— start Record excerpts —
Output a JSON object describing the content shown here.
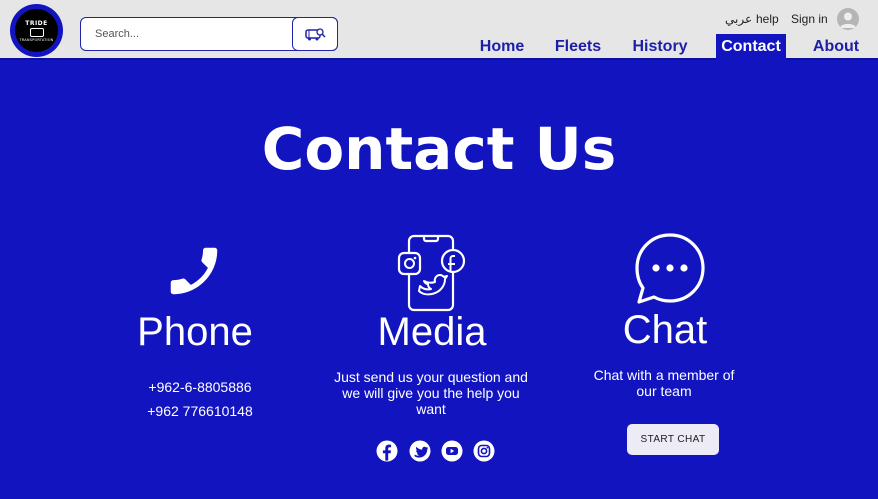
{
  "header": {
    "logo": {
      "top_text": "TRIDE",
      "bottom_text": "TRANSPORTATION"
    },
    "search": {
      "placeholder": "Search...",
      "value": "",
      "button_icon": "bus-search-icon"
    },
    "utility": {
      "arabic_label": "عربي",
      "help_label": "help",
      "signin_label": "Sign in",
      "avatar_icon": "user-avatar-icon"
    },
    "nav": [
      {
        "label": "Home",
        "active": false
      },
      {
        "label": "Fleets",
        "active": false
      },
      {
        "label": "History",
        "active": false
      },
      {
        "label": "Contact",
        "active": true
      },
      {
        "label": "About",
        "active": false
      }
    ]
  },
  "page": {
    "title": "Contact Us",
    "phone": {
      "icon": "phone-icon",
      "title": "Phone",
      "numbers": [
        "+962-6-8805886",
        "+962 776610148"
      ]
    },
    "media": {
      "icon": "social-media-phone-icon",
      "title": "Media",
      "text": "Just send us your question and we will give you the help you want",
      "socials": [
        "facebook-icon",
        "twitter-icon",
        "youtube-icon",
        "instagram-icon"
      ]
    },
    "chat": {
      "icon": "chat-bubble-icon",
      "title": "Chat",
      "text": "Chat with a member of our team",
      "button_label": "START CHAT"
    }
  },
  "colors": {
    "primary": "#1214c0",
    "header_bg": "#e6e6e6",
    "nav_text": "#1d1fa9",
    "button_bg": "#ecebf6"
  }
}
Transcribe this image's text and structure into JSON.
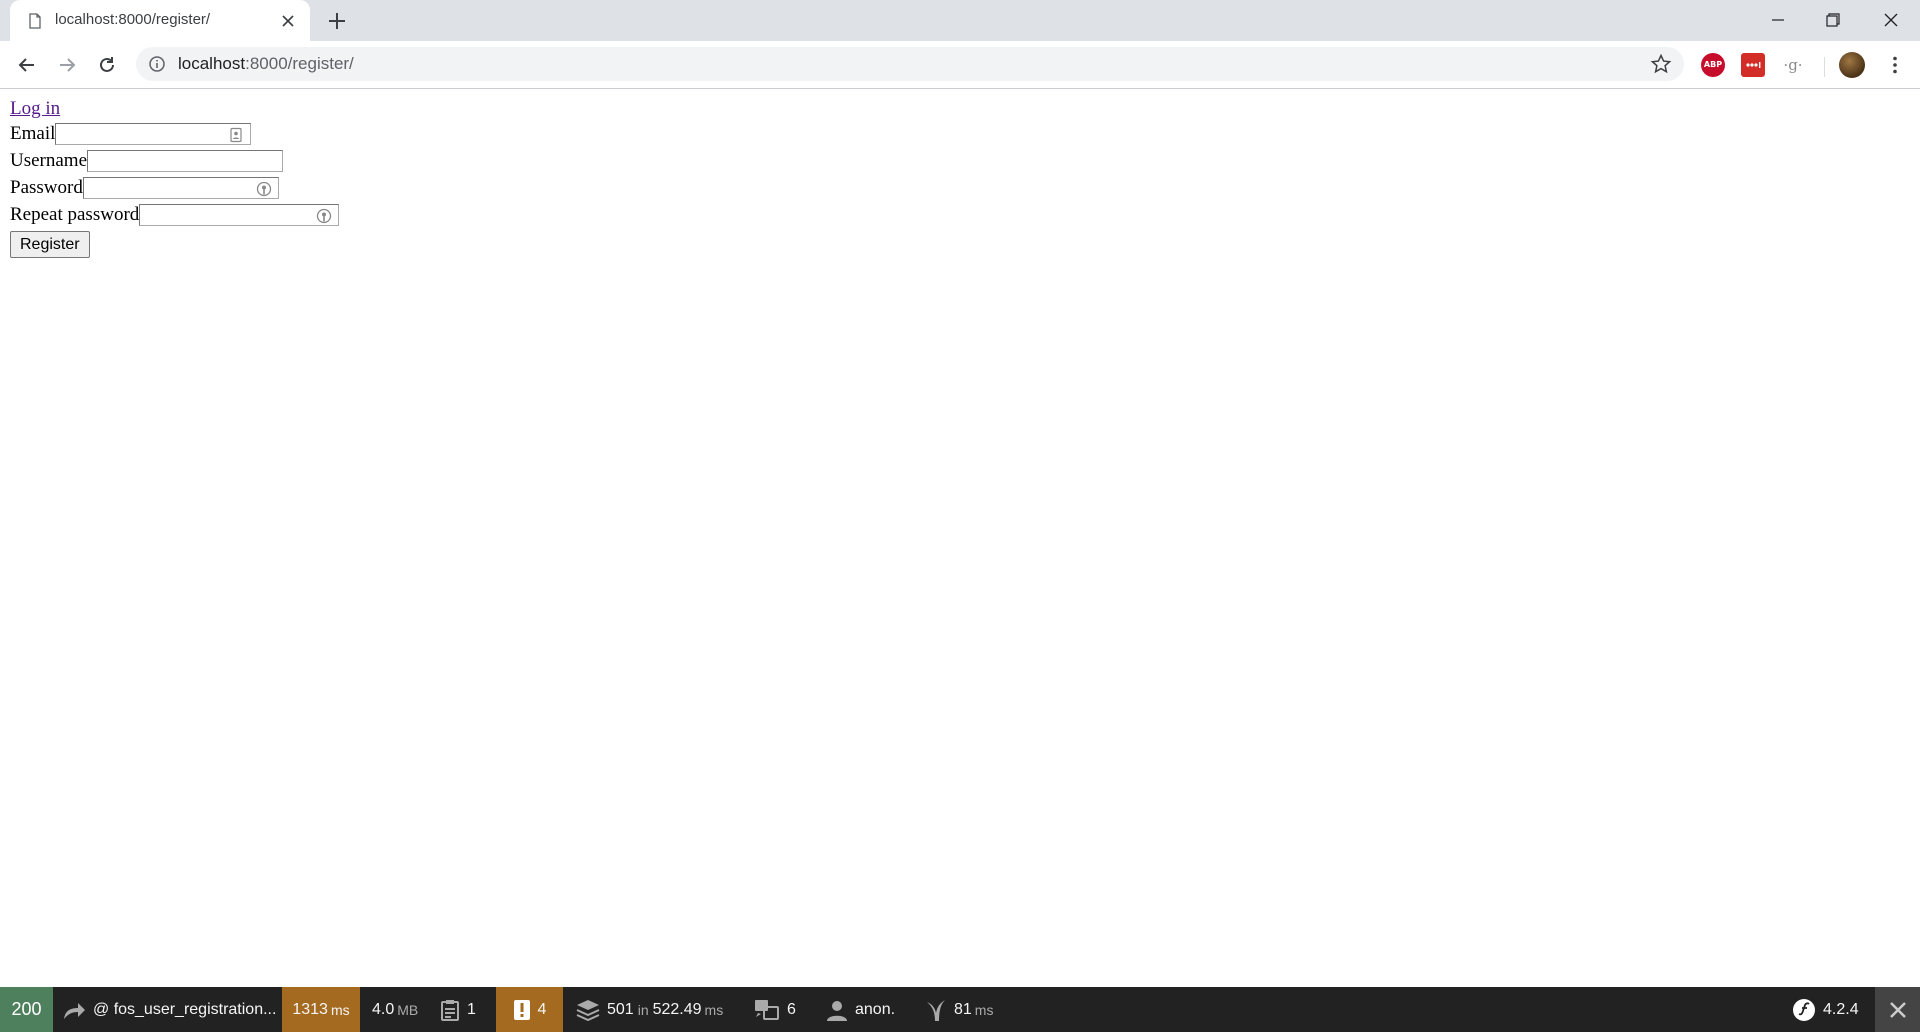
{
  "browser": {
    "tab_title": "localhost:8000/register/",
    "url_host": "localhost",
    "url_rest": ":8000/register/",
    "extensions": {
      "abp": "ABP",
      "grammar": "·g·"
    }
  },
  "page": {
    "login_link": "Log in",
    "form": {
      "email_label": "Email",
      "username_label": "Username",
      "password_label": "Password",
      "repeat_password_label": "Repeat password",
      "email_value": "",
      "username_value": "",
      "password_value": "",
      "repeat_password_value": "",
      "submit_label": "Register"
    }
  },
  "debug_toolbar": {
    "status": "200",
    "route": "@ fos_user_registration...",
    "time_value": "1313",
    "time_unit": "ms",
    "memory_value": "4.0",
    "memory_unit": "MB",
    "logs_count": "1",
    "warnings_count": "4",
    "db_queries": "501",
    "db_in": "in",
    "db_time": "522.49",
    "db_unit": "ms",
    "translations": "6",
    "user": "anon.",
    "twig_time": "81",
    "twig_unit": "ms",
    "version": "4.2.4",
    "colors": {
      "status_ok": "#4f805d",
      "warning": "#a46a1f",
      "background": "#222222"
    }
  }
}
— end Record excerpts —
— Stated exercise —
Transcribe every entry above exactly. Omit all pictures.

— The result —
Output a JSON object describing the content shown here.
{
  "header": {
    "logo": {
      "top_text": "TRIDE",
      "bottom_text": "TRANSPORTATION"
    },
    "search": {
      "placeholder": "Search...",
      "value": "",
      "button_icon": "bus-search-icon"
    },
    "utility": {
      "arabic_label": "عربي",
      "help_label": "help",
      "signin_label": "Sign in",
      "avatar_icon": "user-avatar-icon"
    },
    "nav": [
      {
        "label": "Home",
        "active": false
      },
      {
        "label": "Fleets",
        "active": false
      },
      {
        "label": "History",
        "active": false
      },
      {
        "label": "Contact",
        "active": true
      },
      {
        "label": "About",
        "active": false
      }
    ]
  },
  "page": {
    "title": "Contact Us",
    "phone": {
      "icon": "phone-icon",
      "title": "Phone",
      "numbers": [
        "+962-6-8805886",
        "+962 776610148"
      ]
    },
    "media": {
      "icon": "social-media-phone-icon",
      "title": "Media",
      "text": "Just send us your question and we will give you the help you want",
      "socials": [
        "facebook-icon",
        "twitter-icon",
        "youtube-icon",
        "instagram-icon"
      ]
    },
    "chat": {
      "icon": "chat-bubble-icon",
      "title": "Chat",
      "text": "Chat with a member of our team",
      "button_label": "START CHAT"
    }
  },
  "colors": {
    "primary": "#1214c0",
    "header_bg": "#e6e6e6",
    "nav_text": "#1d1fa9",
    "button_bg": "#ecebf6"
  }
}
Transcribe this image's text and structure into JSON.
{
  "browser": {
    "tab_title": "localhost:8000/register/",
    "url_host": "localhost",
    "url_rest": ":8000/register/",
    "extensions": {
      "abp": "ABP",
      "grammar": "·g·"
    }
  },
  "page": {
    "login_link": "Log in",
    "form": {
      "email_label": "Email",
      "username_label": "Username",
      "password_label": "Password",
      "repeat_password_label": "Repeat password",
      "email_value": "",
      "username_value": "",
      "password_value": "",
      "repeat_password_value": "",
      "submit_label": "Register"
    }
  },
  "debug_toolbar": {
    "status": "200",
    "route": "@ fos_user_registration...",
    "time_value": "1313",
    "time_unit": "ms",
    "memory_value": "4.0",
    "memory_unit": "MB",
    "logs_count": "1",
    "warnings_count": "4",
    "db_queries": "501",
    "db_in": "in",
    "db_time": "522.49",
    "db_unit": "ms",
    "translations": "6",
    "user": "anon.",
    "twig_time": "81",
    "twig_unit": "ms",
    "version": "4.2.4",
    "colors": {
      "status_ok": "#4f805d",
      "warning": "#a46a1f",
      "background": "#222222"
    }
  }
}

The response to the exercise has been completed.